* [SUPPLIED DATA]:
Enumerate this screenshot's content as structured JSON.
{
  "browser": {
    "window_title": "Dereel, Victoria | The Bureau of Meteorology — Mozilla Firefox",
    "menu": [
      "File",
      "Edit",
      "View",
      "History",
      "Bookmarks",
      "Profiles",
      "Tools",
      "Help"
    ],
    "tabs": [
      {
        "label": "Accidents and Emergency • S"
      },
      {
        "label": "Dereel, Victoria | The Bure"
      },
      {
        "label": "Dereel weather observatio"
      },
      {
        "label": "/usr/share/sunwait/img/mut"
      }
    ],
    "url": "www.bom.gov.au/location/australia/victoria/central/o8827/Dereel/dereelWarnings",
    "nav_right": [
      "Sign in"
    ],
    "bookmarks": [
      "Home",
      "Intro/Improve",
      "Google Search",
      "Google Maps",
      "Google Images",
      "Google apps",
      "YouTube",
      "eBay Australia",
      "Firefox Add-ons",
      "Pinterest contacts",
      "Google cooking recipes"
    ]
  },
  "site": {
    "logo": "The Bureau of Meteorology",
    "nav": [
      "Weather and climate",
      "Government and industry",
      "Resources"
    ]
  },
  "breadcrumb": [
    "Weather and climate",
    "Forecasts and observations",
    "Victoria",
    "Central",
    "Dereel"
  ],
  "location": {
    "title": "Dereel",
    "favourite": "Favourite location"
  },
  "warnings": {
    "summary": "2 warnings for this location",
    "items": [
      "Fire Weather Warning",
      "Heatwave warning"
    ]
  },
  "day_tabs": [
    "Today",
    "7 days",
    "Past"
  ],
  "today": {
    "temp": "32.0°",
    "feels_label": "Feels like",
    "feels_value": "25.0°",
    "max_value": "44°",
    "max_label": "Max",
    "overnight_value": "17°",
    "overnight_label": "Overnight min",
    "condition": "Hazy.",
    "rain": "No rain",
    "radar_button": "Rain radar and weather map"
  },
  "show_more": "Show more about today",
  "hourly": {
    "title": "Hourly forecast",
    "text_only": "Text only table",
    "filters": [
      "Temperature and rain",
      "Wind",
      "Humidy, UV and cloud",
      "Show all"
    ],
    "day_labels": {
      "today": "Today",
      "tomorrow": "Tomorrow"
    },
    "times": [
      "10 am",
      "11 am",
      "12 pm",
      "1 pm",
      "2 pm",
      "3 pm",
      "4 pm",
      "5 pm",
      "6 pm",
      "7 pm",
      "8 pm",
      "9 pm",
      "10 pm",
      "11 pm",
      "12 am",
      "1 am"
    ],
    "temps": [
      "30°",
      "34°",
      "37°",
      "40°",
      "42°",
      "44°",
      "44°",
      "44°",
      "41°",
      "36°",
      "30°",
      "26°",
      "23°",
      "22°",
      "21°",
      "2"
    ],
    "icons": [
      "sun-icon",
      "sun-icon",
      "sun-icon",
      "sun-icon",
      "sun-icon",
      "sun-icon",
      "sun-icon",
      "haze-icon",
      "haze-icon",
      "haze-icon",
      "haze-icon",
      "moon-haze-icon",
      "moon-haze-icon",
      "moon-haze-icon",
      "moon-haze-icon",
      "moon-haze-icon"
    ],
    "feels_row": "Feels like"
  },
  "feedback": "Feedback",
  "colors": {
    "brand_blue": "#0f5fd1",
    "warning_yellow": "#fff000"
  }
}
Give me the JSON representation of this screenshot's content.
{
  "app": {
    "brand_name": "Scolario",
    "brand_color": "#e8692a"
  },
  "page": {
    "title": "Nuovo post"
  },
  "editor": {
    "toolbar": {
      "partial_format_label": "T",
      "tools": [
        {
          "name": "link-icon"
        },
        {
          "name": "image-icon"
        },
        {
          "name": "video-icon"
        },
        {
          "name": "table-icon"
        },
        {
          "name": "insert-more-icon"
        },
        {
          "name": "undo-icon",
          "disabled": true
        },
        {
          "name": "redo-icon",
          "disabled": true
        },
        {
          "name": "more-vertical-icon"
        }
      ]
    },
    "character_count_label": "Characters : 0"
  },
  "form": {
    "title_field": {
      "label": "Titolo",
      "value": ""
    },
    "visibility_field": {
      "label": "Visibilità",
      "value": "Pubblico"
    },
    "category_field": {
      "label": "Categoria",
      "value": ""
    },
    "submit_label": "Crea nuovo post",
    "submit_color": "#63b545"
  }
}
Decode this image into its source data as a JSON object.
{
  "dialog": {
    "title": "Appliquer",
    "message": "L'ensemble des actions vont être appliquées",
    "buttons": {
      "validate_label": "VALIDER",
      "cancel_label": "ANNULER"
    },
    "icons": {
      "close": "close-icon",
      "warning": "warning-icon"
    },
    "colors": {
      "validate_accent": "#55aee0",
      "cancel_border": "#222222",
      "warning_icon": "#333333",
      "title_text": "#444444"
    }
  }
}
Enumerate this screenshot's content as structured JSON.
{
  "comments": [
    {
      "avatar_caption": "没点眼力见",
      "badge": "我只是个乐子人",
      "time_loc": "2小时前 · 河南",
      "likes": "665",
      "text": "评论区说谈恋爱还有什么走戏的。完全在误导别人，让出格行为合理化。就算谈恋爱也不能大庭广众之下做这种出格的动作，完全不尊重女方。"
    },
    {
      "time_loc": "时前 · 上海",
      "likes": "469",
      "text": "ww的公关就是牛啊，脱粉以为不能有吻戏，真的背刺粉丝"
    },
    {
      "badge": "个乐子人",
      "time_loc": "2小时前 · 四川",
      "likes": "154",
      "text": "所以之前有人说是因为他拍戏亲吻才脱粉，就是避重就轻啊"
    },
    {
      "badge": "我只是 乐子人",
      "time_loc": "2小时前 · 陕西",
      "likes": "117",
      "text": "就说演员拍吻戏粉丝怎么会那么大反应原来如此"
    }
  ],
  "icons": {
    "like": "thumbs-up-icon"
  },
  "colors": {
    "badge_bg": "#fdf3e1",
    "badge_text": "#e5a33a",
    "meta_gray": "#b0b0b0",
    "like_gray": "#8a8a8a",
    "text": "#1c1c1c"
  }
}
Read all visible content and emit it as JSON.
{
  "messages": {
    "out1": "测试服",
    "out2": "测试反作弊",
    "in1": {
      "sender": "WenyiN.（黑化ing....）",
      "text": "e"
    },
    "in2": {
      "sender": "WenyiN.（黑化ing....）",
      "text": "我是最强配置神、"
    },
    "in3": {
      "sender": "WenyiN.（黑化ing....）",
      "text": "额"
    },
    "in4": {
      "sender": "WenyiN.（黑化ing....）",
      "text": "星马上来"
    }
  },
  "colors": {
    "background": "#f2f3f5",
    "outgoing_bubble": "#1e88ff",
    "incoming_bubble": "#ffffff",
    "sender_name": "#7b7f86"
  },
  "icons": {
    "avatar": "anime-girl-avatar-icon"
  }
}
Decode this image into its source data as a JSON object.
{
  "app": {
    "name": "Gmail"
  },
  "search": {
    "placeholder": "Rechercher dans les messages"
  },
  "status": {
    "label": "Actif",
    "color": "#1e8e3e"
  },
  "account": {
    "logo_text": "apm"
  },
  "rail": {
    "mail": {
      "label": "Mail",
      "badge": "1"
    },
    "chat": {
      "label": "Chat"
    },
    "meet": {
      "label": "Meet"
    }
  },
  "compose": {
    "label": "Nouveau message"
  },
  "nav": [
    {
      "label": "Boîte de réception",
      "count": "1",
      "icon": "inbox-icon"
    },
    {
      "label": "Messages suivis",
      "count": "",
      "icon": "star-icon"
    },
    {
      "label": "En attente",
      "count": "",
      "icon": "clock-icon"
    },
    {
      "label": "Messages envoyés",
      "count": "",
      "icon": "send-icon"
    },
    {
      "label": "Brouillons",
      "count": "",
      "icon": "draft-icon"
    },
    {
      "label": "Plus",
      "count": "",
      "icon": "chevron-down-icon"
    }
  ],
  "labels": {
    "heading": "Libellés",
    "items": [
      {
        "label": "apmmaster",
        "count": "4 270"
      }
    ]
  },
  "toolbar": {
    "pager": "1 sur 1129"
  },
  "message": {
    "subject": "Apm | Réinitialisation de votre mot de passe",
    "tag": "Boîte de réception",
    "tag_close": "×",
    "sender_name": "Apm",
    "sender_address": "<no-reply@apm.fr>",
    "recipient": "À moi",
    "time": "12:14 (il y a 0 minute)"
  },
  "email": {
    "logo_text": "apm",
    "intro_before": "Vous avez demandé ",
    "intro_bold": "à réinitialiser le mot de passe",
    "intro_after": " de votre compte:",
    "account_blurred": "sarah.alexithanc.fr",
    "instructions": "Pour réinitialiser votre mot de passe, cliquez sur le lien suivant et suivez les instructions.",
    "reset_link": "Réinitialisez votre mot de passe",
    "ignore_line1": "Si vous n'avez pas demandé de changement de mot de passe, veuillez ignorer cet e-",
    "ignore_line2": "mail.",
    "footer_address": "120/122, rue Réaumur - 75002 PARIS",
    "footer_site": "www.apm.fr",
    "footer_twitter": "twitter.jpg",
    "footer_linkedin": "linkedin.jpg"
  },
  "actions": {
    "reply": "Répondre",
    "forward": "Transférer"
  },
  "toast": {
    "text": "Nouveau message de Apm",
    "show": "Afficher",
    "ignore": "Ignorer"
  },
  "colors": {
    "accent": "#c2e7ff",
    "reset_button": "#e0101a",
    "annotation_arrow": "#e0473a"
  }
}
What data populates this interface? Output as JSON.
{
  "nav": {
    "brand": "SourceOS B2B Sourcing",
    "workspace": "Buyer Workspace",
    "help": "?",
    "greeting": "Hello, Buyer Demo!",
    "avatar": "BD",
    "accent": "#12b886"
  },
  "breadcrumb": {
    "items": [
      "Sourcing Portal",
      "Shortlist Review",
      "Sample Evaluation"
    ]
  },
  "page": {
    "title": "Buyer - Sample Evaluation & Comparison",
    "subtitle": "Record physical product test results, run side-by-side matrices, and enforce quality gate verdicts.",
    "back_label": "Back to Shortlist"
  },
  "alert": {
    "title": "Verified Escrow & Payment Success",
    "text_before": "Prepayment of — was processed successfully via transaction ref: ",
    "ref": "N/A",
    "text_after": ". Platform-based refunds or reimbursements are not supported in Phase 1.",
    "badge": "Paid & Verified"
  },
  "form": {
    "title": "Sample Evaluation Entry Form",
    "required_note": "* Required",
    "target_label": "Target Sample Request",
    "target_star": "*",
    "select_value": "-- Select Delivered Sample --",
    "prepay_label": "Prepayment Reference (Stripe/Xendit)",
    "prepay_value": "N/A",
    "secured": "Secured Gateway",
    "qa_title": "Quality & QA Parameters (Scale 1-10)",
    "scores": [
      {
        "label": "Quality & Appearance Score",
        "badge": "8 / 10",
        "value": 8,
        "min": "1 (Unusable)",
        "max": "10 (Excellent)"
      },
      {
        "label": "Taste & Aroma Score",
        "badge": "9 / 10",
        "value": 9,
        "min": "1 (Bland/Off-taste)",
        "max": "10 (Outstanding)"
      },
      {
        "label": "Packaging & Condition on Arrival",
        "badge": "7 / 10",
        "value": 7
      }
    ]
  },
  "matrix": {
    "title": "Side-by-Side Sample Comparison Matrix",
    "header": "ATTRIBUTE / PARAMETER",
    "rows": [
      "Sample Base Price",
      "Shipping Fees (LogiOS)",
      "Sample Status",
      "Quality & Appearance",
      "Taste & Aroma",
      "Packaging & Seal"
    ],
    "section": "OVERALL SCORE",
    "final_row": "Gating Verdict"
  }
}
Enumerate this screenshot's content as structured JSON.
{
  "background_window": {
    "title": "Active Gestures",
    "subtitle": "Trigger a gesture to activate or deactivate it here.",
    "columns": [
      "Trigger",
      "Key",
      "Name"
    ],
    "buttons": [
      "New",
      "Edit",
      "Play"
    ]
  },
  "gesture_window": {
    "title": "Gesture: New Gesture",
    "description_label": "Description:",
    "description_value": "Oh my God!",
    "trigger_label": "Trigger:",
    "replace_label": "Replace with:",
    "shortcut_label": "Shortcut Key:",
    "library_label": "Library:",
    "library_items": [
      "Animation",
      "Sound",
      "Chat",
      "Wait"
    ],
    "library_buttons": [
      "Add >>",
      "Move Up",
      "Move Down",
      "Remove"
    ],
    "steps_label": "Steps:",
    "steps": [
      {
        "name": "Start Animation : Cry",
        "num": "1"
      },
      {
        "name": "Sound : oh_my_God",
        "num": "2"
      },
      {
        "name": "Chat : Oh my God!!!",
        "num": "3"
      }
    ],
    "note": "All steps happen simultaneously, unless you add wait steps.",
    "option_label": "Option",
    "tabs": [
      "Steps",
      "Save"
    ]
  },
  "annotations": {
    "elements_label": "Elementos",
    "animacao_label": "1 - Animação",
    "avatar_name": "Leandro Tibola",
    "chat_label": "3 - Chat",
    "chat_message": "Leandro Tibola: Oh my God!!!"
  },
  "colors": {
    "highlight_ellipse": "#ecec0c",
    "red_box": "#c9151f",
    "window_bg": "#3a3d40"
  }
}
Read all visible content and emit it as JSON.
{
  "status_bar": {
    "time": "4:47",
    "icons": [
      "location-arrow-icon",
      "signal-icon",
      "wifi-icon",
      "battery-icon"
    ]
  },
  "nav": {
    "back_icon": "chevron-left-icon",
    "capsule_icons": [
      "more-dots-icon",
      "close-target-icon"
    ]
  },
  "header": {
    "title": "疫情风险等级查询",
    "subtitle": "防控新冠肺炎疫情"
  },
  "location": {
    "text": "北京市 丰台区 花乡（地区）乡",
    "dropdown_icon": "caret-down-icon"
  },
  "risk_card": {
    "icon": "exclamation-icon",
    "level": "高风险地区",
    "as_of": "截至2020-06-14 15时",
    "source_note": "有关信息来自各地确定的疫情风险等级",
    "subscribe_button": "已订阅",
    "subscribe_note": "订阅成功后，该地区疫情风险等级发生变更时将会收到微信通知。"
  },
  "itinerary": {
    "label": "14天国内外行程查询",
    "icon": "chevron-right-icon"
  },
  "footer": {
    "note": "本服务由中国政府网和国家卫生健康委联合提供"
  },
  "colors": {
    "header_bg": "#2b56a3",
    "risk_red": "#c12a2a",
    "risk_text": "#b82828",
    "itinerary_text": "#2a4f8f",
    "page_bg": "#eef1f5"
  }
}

* [WHAT THE TASK REQUIRES]: In the entries above, find the lines containing the word "Tibola" and say how many there are, with no other words.

* [THE SOLUTION]: 2